Collected data:
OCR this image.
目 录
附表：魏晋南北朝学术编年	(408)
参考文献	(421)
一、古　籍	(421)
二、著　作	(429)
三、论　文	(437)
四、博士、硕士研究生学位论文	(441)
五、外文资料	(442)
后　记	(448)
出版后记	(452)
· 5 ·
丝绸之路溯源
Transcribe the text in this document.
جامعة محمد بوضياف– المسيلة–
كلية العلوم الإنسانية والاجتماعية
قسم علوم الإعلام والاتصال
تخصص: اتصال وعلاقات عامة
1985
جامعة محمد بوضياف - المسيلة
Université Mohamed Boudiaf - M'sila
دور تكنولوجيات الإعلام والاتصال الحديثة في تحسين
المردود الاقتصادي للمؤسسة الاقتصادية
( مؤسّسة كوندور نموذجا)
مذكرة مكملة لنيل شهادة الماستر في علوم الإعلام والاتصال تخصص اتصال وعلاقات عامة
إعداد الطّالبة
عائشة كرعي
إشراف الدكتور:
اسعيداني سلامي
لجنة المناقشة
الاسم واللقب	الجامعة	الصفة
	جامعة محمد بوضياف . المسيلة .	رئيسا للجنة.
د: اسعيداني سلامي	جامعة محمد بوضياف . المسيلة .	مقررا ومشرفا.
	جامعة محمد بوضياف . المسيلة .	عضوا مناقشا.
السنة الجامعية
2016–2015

- [Goal]
Restate all of the entries above precisely.

- [Solved problem]
OCR this image.
目 录
附表：魏晋南北朝学术编年	(408)
参考文献	(421)
一、古　籍	(421)
二、著　作	(429)
三、论　文	(437)
四、博士、硕士研究生学位论文	(441)
五、外文资料	(442)
后　记	(448)
出版后记	(452)
· 5 ·
丝绸之路溯源
Transcribe the text in this document.
جامعة محمد بوضياف– المسيلة–
كلية العلوم الإنسانية والاجتماعية
قسم علوم الإعلام والاتصال
تخصص: اتصال وعلاقات عامة
1985
جامعة محمد بوضياف - المسيلة
Université Mohamed Boudiaf - M'sila
دور تكنولوجيات الإعلام والاتصال الحديثة في تحسين
المردود الاقتصادي للمؤسسة الاقتصادية
( مؤسّسة كوندور نموذجا)
مذكرة مكملة لنيل شهادة الماستر في علوم الإعلام والاتصال تخصص اتصال وعلاقات عامة
إعداد الطّالبة
عائشة كرعي
إشراف الدكتور:
اسعيداني سلامي
لجنة المناقشة
الاسم واللقب	الجامعة	الصفة
	جامعة محمد بوضياف . المسيلة .	رئيسا للجنة.
د: اسعيداني سلامي	جامعة محمد بوضياف . المسيلة .	مقررا ومشرفا.
	جامعة محمد بوضياف . المسيلة .	عضوا مناقشا.
السنة الجامعية
2016–2015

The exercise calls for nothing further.